### Provided records ###

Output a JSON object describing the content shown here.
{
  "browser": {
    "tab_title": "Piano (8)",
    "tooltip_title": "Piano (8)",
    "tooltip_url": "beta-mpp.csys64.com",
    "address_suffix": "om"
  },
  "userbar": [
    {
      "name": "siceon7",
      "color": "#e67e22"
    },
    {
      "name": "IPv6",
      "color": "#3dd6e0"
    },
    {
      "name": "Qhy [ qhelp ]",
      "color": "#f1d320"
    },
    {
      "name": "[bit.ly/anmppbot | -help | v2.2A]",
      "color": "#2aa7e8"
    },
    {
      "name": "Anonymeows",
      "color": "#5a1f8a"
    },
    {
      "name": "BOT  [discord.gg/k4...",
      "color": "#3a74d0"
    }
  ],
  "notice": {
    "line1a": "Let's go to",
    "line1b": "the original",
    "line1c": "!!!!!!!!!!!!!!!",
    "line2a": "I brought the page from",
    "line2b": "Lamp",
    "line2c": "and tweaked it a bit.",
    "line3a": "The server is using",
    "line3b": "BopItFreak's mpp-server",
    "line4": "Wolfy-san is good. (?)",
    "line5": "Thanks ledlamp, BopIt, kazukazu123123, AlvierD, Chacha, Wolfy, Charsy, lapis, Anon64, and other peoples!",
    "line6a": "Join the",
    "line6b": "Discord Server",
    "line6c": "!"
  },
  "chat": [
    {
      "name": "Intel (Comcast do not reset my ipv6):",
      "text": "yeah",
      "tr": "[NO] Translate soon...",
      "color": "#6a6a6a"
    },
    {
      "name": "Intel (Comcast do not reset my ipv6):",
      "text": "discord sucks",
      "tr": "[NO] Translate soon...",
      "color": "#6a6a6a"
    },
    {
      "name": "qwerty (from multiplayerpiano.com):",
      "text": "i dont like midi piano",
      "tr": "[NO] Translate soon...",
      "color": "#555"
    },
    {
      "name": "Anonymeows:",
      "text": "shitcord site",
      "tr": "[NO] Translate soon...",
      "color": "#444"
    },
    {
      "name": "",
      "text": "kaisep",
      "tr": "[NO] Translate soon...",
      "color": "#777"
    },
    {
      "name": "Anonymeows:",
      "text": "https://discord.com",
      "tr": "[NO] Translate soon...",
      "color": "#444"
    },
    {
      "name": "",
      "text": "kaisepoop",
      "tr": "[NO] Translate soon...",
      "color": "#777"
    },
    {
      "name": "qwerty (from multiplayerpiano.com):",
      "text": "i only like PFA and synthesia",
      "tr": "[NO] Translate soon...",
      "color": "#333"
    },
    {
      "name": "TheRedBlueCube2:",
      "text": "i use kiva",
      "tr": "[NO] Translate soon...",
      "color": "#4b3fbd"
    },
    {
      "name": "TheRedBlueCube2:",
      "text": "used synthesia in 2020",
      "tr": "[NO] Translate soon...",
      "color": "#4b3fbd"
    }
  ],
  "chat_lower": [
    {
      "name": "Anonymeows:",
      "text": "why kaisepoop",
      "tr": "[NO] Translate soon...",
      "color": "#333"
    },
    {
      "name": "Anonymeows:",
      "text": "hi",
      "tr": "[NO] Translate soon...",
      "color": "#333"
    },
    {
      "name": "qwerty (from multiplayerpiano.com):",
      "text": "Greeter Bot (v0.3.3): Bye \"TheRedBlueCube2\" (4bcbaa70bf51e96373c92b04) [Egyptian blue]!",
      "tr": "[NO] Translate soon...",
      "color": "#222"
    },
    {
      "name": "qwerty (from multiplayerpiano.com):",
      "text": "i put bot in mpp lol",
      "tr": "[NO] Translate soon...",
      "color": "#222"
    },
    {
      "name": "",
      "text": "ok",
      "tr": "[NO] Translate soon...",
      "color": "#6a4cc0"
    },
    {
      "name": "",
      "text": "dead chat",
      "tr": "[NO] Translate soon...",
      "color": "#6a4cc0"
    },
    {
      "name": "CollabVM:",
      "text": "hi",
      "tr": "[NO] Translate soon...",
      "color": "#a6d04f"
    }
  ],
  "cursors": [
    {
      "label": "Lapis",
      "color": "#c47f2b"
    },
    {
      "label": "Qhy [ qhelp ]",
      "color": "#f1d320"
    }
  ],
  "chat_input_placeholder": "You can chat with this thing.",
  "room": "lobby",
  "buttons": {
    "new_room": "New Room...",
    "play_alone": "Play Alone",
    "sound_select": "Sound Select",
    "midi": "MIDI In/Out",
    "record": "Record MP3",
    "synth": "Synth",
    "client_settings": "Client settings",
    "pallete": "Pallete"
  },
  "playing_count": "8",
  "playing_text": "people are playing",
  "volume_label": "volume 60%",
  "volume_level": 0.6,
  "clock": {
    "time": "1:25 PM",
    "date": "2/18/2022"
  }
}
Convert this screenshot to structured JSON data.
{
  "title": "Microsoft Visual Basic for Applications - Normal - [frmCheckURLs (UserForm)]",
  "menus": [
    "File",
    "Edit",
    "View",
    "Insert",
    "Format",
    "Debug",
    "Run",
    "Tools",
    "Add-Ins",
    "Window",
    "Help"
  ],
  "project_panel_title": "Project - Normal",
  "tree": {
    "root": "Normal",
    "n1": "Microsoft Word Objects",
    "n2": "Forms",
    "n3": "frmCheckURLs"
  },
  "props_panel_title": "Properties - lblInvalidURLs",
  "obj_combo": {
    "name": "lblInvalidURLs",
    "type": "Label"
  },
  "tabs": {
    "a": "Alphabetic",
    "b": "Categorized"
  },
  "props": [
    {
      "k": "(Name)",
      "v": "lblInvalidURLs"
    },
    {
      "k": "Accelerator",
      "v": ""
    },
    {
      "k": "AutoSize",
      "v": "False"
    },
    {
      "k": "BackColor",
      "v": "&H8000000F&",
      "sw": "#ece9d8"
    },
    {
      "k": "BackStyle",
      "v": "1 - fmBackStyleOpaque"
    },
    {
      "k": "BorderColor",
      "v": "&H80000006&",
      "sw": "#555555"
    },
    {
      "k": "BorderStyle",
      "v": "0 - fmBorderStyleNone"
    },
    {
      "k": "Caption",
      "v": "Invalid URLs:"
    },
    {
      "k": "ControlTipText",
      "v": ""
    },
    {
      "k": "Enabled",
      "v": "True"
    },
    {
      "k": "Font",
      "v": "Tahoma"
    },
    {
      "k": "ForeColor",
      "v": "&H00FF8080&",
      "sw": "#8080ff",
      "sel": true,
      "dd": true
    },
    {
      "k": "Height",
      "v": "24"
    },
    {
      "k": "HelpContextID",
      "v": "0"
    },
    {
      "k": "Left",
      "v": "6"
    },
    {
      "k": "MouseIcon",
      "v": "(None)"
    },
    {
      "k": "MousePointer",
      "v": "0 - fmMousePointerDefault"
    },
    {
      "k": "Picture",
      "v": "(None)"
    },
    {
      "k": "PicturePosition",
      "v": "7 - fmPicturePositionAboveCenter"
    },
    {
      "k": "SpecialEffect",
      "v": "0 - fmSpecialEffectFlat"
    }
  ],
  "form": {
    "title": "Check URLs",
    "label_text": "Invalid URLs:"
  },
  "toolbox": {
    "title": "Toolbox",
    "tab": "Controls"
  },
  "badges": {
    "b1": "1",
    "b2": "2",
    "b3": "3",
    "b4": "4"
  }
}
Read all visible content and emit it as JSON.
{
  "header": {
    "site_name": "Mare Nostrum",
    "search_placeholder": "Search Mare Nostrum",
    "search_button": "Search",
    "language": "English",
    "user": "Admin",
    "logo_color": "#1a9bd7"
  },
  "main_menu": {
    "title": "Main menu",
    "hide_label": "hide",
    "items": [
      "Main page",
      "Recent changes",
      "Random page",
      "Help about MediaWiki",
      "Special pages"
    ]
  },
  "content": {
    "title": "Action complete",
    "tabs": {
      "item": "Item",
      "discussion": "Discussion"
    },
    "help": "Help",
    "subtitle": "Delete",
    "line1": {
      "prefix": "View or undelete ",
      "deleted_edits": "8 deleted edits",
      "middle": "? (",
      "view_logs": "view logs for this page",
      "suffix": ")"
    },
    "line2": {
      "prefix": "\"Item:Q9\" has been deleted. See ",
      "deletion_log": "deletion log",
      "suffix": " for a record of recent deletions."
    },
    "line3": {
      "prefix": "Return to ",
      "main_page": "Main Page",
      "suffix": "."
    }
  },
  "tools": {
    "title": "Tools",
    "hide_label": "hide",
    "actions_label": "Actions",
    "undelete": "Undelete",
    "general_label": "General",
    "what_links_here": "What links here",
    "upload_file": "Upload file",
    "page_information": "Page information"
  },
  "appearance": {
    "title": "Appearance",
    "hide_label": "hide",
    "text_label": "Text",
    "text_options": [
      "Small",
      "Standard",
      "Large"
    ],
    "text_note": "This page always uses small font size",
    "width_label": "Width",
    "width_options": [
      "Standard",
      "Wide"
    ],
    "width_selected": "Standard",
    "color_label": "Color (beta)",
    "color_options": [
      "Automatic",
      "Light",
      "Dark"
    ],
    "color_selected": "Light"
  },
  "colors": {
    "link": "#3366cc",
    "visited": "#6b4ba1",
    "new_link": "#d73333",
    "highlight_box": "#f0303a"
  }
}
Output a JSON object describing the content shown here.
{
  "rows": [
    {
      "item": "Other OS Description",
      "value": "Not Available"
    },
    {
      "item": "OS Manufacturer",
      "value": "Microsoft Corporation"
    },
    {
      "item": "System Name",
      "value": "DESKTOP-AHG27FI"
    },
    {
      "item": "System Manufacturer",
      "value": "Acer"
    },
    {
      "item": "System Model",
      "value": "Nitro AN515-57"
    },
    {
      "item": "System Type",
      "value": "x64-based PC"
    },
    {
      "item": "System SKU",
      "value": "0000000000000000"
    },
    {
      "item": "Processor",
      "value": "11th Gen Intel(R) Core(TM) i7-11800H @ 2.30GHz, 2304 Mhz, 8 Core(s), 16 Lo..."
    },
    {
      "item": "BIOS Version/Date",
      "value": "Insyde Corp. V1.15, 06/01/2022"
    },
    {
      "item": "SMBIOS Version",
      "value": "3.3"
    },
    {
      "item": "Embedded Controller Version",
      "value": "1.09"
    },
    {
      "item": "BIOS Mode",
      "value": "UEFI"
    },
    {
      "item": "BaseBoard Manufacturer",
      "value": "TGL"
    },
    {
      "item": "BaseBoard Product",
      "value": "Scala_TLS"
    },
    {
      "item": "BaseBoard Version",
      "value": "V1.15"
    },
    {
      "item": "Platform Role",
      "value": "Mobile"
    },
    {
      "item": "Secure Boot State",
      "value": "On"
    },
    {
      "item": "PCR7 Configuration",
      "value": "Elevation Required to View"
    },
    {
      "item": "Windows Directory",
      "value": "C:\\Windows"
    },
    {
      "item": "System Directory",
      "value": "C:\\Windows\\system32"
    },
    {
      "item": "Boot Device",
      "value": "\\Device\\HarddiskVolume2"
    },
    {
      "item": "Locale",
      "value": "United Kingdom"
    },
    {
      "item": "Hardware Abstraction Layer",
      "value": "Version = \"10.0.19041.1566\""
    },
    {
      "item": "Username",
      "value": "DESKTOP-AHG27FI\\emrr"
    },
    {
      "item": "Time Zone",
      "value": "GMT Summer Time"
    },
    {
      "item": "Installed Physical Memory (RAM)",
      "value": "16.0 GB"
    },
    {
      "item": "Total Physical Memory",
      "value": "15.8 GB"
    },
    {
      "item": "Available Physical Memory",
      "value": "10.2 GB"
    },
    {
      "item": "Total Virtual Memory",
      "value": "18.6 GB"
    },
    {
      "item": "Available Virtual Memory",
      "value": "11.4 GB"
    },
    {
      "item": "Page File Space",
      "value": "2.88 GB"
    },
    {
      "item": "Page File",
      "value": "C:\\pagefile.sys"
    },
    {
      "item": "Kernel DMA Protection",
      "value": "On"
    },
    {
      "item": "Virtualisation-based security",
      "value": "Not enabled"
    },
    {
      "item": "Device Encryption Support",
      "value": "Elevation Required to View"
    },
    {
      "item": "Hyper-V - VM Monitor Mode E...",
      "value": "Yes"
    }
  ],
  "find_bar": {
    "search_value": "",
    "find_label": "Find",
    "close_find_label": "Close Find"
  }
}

###

Work required -
Track down every line holding the string "Normal" and copy it.

Problem solution -
  "title": "Microsoft Visual Basic for Applications - Normal - [frmCheckURLs (UserForm)]",
  "project_panel_title": "Project - Normal",
    "root": "Normal",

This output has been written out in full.